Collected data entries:
§ §
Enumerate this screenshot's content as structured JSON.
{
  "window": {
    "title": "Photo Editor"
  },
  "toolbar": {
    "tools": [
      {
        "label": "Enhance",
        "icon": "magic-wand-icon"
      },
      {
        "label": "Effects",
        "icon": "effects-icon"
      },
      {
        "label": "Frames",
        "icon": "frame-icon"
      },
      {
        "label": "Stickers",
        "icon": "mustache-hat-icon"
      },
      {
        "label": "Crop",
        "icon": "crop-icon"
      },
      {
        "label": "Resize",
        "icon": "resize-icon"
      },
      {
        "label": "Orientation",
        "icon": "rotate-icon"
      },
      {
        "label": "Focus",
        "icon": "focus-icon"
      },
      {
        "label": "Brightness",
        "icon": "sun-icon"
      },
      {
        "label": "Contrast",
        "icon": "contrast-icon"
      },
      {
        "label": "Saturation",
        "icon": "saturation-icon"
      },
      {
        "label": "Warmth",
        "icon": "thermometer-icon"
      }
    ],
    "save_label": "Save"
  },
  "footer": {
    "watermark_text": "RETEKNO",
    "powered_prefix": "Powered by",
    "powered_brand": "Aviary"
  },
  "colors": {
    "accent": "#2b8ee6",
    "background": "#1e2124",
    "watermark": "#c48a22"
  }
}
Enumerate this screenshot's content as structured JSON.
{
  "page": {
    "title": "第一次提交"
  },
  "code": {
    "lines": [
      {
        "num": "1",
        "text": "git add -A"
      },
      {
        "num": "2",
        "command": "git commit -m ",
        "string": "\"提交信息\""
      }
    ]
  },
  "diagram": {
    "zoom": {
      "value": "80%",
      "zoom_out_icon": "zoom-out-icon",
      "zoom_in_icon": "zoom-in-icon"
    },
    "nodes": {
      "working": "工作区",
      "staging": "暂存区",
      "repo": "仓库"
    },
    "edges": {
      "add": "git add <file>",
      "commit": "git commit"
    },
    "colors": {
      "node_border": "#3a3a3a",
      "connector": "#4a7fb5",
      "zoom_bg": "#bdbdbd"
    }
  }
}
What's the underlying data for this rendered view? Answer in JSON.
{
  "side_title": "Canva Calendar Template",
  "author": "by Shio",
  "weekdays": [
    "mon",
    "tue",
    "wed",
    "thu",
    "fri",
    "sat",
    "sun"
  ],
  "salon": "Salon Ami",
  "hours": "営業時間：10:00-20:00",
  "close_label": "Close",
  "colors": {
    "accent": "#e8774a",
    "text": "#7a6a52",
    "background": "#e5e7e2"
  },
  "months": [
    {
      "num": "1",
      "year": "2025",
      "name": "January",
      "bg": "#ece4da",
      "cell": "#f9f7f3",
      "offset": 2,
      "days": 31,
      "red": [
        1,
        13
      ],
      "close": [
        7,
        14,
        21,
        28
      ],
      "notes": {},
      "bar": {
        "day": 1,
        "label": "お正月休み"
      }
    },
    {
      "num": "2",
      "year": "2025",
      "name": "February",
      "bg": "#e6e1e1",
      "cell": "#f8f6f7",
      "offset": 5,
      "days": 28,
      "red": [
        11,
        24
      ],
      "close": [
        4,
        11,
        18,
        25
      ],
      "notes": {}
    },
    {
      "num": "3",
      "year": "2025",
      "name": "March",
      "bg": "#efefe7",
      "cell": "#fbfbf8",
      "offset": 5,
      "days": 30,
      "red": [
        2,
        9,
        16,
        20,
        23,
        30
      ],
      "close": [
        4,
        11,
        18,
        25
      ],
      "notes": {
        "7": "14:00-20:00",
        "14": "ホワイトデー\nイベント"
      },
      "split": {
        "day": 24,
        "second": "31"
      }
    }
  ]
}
§ §
GIVEN EXERCISE: From the listing above, extract every line exactly as it stands.

RESPONSE TO THE TASK:
Enumerate this screenshot's content as structured JSON.
{
  "window": {
    "title": "Photo Editor"
  },
  "toolbar": {
    "tools": [
      {
        "label": "Enhance",
        "icon": "magic-wand-icon"
      },
      {
        "label": "Effects",
        "icon": "effects-icon"
      },
      {
        "label": "Frames",
        "icon": "frame-icon"
      },
      {
        "label": "Stickers",
        "icon": "mustache-hat-icon"
      },
      {
        "label": "Crop",
        "icon": "crop-icon"
      },
      {
        "label": "Resize",
        "icon": "resize-icon"
      },
      {
        "label": "Orientation",
        "icon": "rotate-icon"
      },
      {
        "label": "Focus",
        "icon": "focus-icon"
      },
      {
        "label": "Brightness",
        "icon": "sun-icon"
      },
      {
        "label": "Contrast",
        "icon": "contrast-icon"
      },
      {
        "label": "Saturation",
        "icon": "saturation-icon"
      },
      {
        "label": "Warmth",
        "icon": "thermometer-icon"
      }
    ],
    "save_label": "Save"
  },
  "footer": {
    "watermark_text": "RETEKNO",
    "powered_prefix": "Powered by",
    "powered_brand": "Aviary"
  },
  "colors": {
    "accent": "#2b8ee6",
    "background": "#1e2124",
    "watermark": "#c48a22"
  }
}
Enumerate this screenshot's content as structured JSON.
{
  "page": {
    "title": "第一次提交"
  },
  "code": {
    "lines": [
      {
        "num": "1",
        "text": "git add -A"
      },
      {
        "num": "2",
        "command": "git commit -m ",
        "string": "\"提交信息\""
      }
    ]
  },
  "diagram": {
    "zoom": {
      "value": "80%",
      "zoom_out_icon": "zoom-out-icon",
      "zoom_in_icon": "zoom-in-icon"
    },
    "nodes": {
      "working": "工作区",
      "staging": "暂存区",
      "repo": "仓库"
    },
    "edges": {
      "add": "git add <file>",
      "commit": "git commit"
    },
    "colors": {
      "node_border": "#3a3a3a",
      "connector": "#4a7fb5",
      "zoom_bg": "#bdbdbd"
    }
  }
}
What's the underlying data for this rendered view? Answer in JSON.
{
  "side_title": "Canva Calendar Template",
  "author": "by Shio",
  "weekdays": [
    "mon",
    "tue",
    "wed",
    "thu",
    "fri",
    "sat",
    "sun"
  ],
  "salon": "Salon Ami",
  "hours": "営業時間：10:00-20:00",
  "close_label": "Close",
  "colors": {
    "accent": "#e8774a",
    "text": "#7a6a52",
    "background": "#e5e7e2"
  },
  "months": [
    {
      "num": "1",
      "year": "2025",
      "name": "January",
      "bg": "#ece4da",
      "cell": "#f9f7f3",
      "offset": 2,
      "days": 31,
      "red": [
        1,
        13
      ],
      "close": [
        7,
        14,
        21,
        28
      ],
      "notes": {},
      "bar": {
        "day": 1,
        "label": "お正月休み"
      }
    },
    {
      "num": "2",
      "year": "2025",
      "name": "February",
      "bg": "#e6e1e1",
      "cell": "#f8f6f7",
      "offset": 5,
      "days": 28,
      "red": [
        11,
        24
      ],
      "close": [
        4,
        11,
        18,
        25
      ],
      "notes": {}
    },
    {
      "num": "3",
      "year": "2025",
      "name": "March",
      "bg": "#efefe7",
      "cell": "#fbfbf8",
      "offset": 5,
      "days": 30,
      "red": [
        2,
        9,
        16,
        20,
        23,
        30
      ],
      "close": [
        4,
        11,
        18,
        25
      ],
      "notes": {
        "7": "14:00-20:00",
        "14": "ホワイトデー\nイベント"
      },
      "split": {
        "day": 24,
        "second": "31"
      }
    }
  ]
}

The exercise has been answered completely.